■ Problem to work on
Return all of the lines below exactly as they are.

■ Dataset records
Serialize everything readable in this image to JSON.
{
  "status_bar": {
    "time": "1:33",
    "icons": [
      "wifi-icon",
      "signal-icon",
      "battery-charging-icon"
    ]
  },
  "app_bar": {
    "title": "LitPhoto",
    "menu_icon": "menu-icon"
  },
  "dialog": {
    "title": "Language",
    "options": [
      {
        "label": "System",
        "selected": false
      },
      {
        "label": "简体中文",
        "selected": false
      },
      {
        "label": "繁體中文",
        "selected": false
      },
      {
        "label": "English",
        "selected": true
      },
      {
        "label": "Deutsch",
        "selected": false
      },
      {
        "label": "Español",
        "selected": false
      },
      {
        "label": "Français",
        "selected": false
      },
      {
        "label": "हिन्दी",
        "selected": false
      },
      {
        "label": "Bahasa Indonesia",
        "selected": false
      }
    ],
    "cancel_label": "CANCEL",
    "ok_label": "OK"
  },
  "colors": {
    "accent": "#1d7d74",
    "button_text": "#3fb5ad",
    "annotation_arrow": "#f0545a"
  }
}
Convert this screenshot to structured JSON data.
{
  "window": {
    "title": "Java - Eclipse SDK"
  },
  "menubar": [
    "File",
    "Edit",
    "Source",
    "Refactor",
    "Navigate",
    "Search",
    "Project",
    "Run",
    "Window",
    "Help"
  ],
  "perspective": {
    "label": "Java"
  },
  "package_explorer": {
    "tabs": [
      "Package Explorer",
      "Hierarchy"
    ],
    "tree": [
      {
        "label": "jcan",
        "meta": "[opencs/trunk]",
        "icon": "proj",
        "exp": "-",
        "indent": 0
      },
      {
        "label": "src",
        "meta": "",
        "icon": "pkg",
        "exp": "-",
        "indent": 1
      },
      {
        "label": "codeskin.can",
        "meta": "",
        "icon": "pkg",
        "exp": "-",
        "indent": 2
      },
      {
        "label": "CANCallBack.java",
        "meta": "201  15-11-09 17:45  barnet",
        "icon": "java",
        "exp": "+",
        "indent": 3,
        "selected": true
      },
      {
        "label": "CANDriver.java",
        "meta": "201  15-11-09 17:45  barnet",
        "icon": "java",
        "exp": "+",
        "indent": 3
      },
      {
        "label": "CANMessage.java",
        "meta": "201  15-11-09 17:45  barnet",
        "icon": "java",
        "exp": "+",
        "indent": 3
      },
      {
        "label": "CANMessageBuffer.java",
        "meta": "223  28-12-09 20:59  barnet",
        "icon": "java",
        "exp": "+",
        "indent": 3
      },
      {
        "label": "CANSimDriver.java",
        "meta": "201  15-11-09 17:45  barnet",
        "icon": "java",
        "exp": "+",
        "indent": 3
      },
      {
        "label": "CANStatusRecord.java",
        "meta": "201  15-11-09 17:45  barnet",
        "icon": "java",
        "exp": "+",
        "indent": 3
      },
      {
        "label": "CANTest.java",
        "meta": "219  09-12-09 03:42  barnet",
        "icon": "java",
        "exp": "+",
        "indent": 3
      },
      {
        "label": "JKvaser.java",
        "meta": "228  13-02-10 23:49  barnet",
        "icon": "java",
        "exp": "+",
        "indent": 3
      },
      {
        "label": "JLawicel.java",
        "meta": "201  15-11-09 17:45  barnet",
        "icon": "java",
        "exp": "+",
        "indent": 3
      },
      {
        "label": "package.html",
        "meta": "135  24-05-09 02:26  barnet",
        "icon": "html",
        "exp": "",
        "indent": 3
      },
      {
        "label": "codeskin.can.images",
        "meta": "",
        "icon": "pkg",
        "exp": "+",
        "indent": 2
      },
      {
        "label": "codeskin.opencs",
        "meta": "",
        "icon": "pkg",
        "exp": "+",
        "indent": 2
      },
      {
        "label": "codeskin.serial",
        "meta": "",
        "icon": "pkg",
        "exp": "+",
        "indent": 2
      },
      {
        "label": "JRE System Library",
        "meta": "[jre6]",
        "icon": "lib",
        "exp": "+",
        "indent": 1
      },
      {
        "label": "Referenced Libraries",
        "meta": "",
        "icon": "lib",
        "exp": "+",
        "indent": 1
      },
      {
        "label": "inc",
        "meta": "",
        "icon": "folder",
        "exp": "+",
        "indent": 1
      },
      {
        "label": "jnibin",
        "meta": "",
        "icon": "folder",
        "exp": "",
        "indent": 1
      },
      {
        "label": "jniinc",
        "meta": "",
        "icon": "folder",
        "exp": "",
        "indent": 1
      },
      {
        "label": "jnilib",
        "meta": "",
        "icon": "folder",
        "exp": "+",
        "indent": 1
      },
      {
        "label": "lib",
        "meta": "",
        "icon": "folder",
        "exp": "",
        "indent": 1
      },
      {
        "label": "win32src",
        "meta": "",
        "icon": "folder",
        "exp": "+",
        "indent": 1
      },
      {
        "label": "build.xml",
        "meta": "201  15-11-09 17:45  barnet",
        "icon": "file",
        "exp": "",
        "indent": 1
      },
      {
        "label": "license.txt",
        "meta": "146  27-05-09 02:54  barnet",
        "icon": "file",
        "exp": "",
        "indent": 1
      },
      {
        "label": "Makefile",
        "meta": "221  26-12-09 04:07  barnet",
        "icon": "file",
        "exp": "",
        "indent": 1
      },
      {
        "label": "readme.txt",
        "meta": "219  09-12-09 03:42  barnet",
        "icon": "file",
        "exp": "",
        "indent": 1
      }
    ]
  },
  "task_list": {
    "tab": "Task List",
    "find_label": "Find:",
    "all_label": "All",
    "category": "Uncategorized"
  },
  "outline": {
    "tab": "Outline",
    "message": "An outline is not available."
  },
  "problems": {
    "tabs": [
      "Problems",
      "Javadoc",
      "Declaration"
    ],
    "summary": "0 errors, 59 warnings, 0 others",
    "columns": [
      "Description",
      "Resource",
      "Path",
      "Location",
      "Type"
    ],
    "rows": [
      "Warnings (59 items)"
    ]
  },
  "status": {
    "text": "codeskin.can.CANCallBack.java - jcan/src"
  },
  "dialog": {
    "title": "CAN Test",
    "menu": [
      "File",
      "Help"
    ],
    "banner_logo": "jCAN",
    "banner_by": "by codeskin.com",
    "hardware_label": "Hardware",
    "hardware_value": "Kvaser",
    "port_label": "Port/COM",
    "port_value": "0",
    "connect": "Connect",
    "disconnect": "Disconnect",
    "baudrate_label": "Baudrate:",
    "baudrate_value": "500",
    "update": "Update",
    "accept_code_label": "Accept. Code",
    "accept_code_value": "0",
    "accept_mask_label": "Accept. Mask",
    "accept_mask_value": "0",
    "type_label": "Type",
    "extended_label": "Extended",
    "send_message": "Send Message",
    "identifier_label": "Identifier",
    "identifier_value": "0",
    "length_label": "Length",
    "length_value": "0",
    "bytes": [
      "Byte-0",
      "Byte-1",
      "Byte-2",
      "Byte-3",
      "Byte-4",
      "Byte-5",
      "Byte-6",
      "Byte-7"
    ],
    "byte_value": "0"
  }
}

■ Result for this exercise
Serialize everything readable in this image to JSON.
{
  "status_bar": {
    "time": "1:33",
    "icons": [
      "wifi-icon",
      "signal-icon",
      "battery-charging-icon"
    ]
  },
  "app_bar": {
    "title": "LitPhoto",
    "menu_icon": "menu-icon"
  },
  "dialog": {
    "title": "Language",
    "options": [
      {
        "label": "System",
        "selected": false
      },
      {
        "label": "简体中文",
        "selected": false
      },
      {
        "label": "繁體中文",
        "selected": false
      },
      {
        "label": "English",
        "selected": true
      },
      {
        "label": "Deutsch",
        "selected": false
      },
      {
        "label": "Español",
        "selected": false
      },
      {
        "label": "Français",
        "selected": false
      },
      {
        "label": "हिन्दी",
        "selected": false
      },
      {
        "label": "Bahasa Indonesia",
        "selected": false
      }
    ],
    "cancel_label": "CANCEL",
    "ok_label": "OK"
  },
  "colors": {
    "accent": "#1d7d74",
    "button_text": "#3fb5ad",
    "annotation_arrow": "#f0545a"
  }
}
Convert this screenshot to structured JSON data.
{
  "window": {
    "title": "Java - Eclipse SDK"
  },
  "menubar": [
    "File",
    "Edit",
    "Source",
    "Refactor",
    "Navigate",
    "Search",
    "Project",
    "Run",
    "Window",
    "Help"
  ],
  "perspective": {
    "label": "Java"
  },
  "package_explorer": {
    "tabs": [
      "Package Explorer",
      "Hierarchy"
    ],
    "tree": [
      {
        "label": "jcan",
        "meta": "[opencs/trunk]",
        "icon": "proj",
        "exp": "-",
        "indent": 0
      },
      {
        "label": "src",
        "meta": "",
        "icon": "pkg",
        "exp": "-",
        "indent": 1
      },
      {
        "label": "codeskin.can",
        "meta": "",
        "icon": "pkg",
        "exp": "-",
        "indent": 2
      },
      {
        "label": "CANCallBack.java",
        "meta": "201  15-11-09 17:45  barnet",
        "icon": "java",
        "exp": "+",
        "indent": 3,
        "selected": true
      },
      {
        "label": "CANDriver.java",
        "meta": "201  15-11-09 17:45  barnet",
        "icon": "java",
        "exp": "+",
        "indent": 3
      },
      {
        "label": "CANMessage.java",
        "meta": "201  15-11-09 17:45  barnet",
        "icon": "java",
        "exp": "+",
        "indent": 3
      },
      {
        "label": "CANMessageBuffer.java",
        "meta": "223  28-12-09 20:59  barnet",
        "icon": "java",
        "exp": "+",
        "indent": 3
      },
      {
        "label": "CANSimDriver.java",
        "meta": "201  15-11-09 17:45  barnet",
        "icon": "java",
        "exp": "+",
        "indent": 3
      },
      {
        "label": "CANStatusRecord.java",
        "meta": "201  15-11-09 17:45  barnet",
        "icon": "java",
        "exp": "+",
        "indent": 3
      },
      {
        "label": "CANTest.java",
        "meta": "219  09-12-09 03:42  barnet",
        "icon": "java",
        "exp": "+",
        "indent": 3
      },
      {
        "label": "JKvaser.java",
        "meta": "228  13-02-10 23:49  barnet",
        "icon": "java",
        "exp": "+",
        "indent": 3
      },
      {
        "label": "JLawicel.java",
        "meta": "201  15-11-09 17:45  barnet",
        "icon": "java",
        "exp": "+",
        "indent": 3
      },
      {
        "label": "package.html",
        "meta": "135  24-05-09 02:26  barnet",
        "icon": "html",
        "exp": "",
        "indent": 3
      },
      {
        "label": "codeskin.can.images",
        "meta": "",
        "icon": "pkg",
        "exp": "+",
        "indent": 2
      },
      {
        "label": "codeskin.opencs",
        "meta": "",
        "icon": "pkg",
        "exp": "+",
        "indent": 2
      },
      {
        "label": "codeskin.serial",
        "meta": "",
        "icon": "pkg",
        "exp": "+",
        "indent": 2
      },
      {
        "label": "JRE System Library",
        "meta": "[jre6]",
        "icon": "lib",
        "exp": "+",
        "indent": 1
      },
      {
        "label": "Referenced Libraries",
        "meta": "",
        "icon": "lib",
        "exp": "+",
        "indent": 1
      },
      {
        "label": "inc",
        "meta": "",
        "icon": "folder",
        "exp": "+",
        "indent": 1
      },
      {
        "label": "jnibin",
        "meta": "",
        "icon": "folder",
        "exp": "",
        "indent": 1
      },
      {
        "label": "jniinc",
        "meta": "",
        "icon": "folder",
        "exp": "",
        "indent": 1
      },
      {
        "label": "jnilib",
        "meta": "",
        "icon": "folder",
        "exp": "+",
        "indent": 1
      },
      {
        "label": "lib",
        "meta": "",
        "icon": "folder",
        "exp": "",
        "indent": 1
      },
      {
        "label": "win32src",
        "meta": "",
        "icon": "folder",
        "exp": "+",
        "indent": 1
      },
      {
        "label": "build.xml",
        "meta": "201  15-11-09 17:45  barnet",
        "icon": "file",
        "exp": "",
        "indent": 1
      },
      {
        "label": "license.txt",
        "meta": "146  27-05-09 02:54  barnet",
        "icon": "file",
        "exp": "",
        "indent": 1
      },
      {
        "label": "Makefile",
        "meta": "221  26-12-09 04:07  barnet",
        "icon": "file",
        "exp": "",
        "indent": 1
      },
      {
        "label": "readme.txt",
        "meta": "219  09-12-09 03:42  barnet",
        "icon": "file",
        "exp": "",
        "indent": 1
      }
    ]
  },
  "task_list": {
    "tab": "Task List",
    "find_label": "Find:",
    "all_label": "All",
    "category": "Uncategorized"
  },
  "outline": {
    "tab": "Outline",
    "message": "An outline is not available."
  },
  "problems": {
    "tabs": [
      "Problems",
      "Javadoc",
      "Declaration"
    ],
    "summary": "0 errors, 59 warnings, 0 others",
    "columns": [
      "Description",
      "Resource",
      "Path",
      "Location",
      "Type"
    ],
    "rows": [
      "Warnings (59 items)"
    ]
  },
  "status": {
    "text": "codeskin.can.CANCallBack.java - jcan/src"
  },
  "dialog": {
    "title": "CAN Test",
    "menu": [
      "File",
      "Help"
    ],
    "banner_logo": "jCAN",
    "banner_by": "by codeskin.com",
    "hardware_label": "Hardware",
    "hardware_value": "Kvaser",
    "port_label": "Port/COM",
    "port_value": "0",
    "connect": "Connect",
    "disconnect": "Disconnect",
    "baudrate_label": "Baudrate:",
    "baudrate_value": "500",
    "update": "Update",
    "accept_code_label": "Accept. Code",
    "accept_code_value": "0",
    "accept_mask_label": "Accept. Mask",
    "accept_mask_value": "0",
    "type_label": "Type",
    "extended_label": "Extended",
    "send_message": "Send Message",
    "identifier_label": "Identifier",
    "identifier_value": "0",
    "length_label": "Length",
    "length_value": "0",
    "bytes": [
      "Byte-0",
      "Byte-1",
      "Byte-2",
      "Byte-3",
      "Byte-4",
      "Byte-5",
      "Byte-6",
      "Byte-7"
    ],
    "byte_value": "0"
  }
}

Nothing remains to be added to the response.